Word for word, retype every entry in the listing.

**Records for this exercise:**
--*--

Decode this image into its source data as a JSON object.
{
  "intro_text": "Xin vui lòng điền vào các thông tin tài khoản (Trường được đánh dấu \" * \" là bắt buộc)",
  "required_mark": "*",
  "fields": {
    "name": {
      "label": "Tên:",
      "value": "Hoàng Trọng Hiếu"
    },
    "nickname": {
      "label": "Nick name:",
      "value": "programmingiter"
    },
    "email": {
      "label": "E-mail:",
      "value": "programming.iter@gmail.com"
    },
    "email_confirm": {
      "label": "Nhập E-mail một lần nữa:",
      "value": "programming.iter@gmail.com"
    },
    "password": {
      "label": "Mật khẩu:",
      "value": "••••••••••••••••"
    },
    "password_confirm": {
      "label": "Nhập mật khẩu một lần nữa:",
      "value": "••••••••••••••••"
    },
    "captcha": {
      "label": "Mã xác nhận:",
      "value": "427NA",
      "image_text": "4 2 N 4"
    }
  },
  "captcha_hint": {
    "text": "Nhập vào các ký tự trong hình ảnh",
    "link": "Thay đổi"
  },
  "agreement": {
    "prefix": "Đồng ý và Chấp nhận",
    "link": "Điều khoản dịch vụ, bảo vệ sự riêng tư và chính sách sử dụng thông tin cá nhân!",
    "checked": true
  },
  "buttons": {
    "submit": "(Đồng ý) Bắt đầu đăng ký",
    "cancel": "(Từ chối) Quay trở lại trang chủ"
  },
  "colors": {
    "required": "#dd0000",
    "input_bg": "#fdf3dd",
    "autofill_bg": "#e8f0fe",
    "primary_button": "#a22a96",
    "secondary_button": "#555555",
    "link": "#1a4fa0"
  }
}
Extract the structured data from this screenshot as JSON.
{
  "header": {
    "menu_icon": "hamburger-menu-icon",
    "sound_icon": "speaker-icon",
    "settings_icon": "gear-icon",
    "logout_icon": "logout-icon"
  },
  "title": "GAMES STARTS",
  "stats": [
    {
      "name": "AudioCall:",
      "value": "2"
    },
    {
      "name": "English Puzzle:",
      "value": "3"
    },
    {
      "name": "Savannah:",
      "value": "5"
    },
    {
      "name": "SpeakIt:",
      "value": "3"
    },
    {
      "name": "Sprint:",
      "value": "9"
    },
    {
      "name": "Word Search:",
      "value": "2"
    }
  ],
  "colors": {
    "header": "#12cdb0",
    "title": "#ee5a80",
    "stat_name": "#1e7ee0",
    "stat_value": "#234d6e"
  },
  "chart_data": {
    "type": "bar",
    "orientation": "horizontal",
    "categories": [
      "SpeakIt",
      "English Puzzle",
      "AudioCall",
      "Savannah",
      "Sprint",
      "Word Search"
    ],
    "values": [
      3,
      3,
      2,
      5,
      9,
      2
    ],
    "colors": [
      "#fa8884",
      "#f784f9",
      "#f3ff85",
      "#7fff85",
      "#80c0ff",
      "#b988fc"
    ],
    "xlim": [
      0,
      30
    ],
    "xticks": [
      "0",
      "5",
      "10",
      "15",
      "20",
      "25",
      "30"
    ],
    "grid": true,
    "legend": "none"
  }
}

--*--

**Written answer:**
Decode this image into its source data as a JSON object.
{
  "intro_text": "Xin vui lòng điền vào các thông tin tài khoản (Trường được đánh dấu \" * \" là bắt buộc)",
  "required_mark": "*",
  "fields": {
    "name": {
      "label": "Tên:",
      "value": "Hoàng Trọng Hiếu"
    },
    "nickname": {
      "label": "Nick name:",
      "value": "programmingiter"
    },
    "email": {
      "label": "E-mail:",
      "value": "programming.iter@gmail.com"
    },
    "email_confirm": {
      "label": "Nhập E-mail một lần nữa:",
      "value": "programming.iter@gmail.com"
    },
    "password": {
      "label": "Mật khẩu:",
      "value": "••••••••••••••••"
    },
    "password_confirm": {
      "label": "Nhập mật khẩu một lần nữa:",
      "value": "••••••••••••••••"
    },
    "captcha": {
      "label": "Mã xác nhận:",
      "value": "427NA",
      "image_text": "4 2 N 4"
    }
  },
  "captcha_hint": {
    "text": "Nhập vào các ký tự trong hình ảnh",
    "link": "Thay đổi"
  },
  "agreement": {
    "prefix": "Đồng ý và Chấp nhận",
    "link": "Điều khoản dịch vụ, bảo vệ sự riêng tư và chính sách sử dụng thông tin cá nhân!",
    "checked": true
  },
  "buttons": {
    "submit": "(Đồng ý) Bắt đầu đăng ký",
    "cancel": "(Từ chối) Quay trở lại trang chủ"
  },
  "colors": {
    "required": "#dd0000",
    "input_bg": "#fdf3dd",
    "autofill_bg": "#e8f0fe",
    "primary_button": "#a22a96",
    "secondary_button": "#555555",
    "link": "#1a4fa0"
  }
}
Extract the structured data from this screenshot as JSON.
{
  "header": {
    "menu_icon": "hamburger-menu-icon",
    "sound_icon": "speaker-icon",
    "settings_icon": "gear-icon",
    "logout_icon": "logout-icon"
  },
  "title": "GAMES STARTS",
  "stats": [
    {
      "name": "AudioCall:",
      "value": "2"
    },
    {
      "name": "English Puzzle:",
      "value": "3"
    },
    {
      "name": "Savannah:",
      "value": "5"
    },
    {
      "name": "SpeakIt:",
      "value": "3"
    },
    {
      "name": "Sprint:",
      "value": "9"
    },
    {
      "name": "Word Search:",
      "value": "2"
    }
  ],
  "colors": {
    "header": "#12cdb0",
    "title": "#ee5a80",
    "stat_name": "#1e7ee0",
    "stat_value": "#234d6e"
  },
  "chart_data": {
    "type": "bar",
    "orientation": "horizontal",
    "categories": [
      "SpeakIt",
      "English Puzzle",
      "AudioCall",
      "Savannah",
      "Sprint",
      "Word Search"
    ],
    "values": [
      3,
      3,
      2,
      5,
      9,
      2
    ],
    "colors": [
      "#fa8884",
      "#f784f9",
      "#f3ff85",
      "#7fff85",
      "#80c0ff",
      "#b988fc"
    ],
    "xlim": [
      0,
      30
    ],
    "xticks": [
      "0",
      "5",
      "10",
      "15",
      "20",
      "25",
      "30"
    ],
    "grid": true,
    "legend": "none"
  }
}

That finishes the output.